___ DATA RECORDS ___
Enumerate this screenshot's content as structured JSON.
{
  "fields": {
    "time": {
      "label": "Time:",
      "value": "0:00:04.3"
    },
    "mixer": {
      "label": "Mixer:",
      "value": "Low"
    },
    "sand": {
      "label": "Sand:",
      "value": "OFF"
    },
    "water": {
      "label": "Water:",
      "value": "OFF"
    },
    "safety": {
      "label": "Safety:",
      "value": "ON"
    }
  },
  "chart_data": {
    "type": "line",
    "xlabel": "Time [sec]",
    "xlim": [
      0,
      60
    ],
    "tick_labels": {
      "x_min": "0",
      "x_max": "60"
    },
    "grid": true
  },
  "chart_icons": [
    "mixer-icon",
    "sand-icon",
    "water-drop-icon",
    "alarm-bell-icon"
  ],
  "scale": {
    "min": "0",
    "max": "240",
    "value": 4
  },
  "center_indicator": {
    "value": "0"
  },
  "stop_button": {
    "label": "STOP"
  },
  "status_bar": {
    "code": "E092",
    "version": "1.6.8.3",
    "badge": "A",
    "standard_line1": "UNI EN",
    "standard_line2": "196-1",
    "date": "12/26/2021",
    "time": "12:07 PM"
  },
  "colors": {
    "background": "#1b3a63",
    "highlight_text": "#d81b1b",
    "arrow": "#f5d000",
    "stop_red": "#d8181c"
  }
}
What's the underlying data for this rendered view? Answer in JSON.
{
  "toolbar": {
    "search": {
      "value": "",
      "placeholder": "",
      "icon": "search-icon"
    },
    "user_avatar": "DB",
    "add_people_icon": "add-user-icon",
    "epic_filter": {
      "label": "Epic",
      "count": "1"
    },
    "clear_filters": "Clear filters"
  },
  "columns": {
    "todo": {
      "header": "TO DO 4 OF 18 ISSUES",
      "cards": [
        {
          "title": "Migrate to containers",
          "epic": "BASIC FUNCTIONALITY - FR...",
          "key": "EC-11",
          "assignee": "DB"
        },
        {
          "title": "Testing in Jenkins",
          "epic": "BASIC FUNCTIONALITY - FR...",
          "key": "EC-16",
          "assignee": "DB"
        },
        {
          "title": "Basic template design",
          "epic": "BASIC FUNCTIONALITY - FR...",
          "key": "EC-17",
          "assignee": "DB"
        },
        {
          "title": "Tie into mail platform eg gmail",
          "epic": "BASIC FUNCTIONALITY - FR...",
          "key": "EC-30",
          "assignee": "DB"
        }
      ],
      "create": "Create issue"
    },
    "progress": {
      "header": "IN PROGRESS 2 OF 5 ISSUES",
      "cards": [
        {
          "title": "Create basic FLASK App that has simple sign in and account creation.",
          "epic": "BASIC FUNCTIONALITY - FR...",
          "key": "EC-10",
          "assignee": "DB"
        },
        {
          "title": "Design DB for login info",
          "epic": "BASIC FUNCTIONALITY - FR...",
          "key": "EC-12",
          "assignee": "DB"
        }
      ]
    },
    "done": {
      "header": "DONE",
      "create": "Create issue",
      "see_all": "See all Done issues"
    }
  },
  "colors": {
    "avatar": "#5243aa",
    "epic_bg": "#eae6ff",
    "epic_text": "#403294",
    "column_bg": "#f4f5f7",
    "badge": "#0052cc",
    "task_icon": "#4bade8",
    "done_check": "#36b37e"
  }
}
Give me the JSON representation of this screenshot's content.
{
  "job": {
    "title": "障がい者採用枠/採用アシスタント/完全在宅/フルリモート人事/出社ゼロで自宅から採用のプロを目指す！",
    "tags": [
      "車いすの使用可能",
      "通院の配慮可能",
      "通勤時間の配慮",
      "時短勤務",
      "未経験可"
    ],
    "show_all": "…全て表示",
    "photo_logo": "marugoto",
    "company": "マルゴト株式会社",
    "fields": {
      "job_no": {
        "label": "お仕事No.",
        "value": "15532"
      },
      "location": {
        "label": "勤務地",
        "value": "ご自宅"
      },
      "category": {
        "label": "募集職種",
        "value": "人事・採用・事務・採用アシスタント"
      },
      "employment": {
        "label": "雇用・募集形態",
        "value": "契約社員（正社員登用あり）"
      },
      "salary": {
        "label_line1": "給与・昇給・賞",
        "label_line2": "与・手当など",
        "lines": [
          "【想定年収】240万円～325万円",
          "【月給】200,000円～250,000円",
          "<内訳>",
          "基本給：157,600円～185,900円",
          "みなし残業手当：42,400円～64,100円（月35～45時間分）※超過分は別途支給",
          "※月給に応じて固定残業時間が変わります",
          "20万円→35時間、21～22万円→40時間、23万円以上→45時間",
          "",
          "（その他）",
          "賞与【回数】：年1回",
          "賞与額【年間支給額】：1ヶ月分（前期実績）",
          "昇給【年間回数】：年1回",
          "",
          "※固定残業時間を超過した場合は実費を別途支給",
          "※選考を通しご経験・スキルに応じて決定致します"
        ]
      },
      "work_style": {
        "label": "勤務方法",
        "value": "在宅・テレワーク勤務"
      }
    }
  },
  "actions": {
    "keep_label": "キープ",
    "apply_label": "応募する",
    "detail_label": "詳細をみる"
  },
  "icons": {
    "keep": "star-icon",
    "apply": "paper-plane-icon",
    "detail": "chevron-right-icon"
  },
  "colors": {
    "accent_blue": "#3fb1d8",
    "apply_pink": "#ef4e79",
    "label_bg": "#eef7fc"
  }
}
___
• **TASK TO CARRY OUT**
Return all lines of the material above in which the word "header" occurs.

• **EXPECTED OUTPUT**
      "header": "TO DO 4 OF 18 ISSUES",
      "header": "IN PROGRESS 2 OF 5 ISSUES",
      "header": "DONE",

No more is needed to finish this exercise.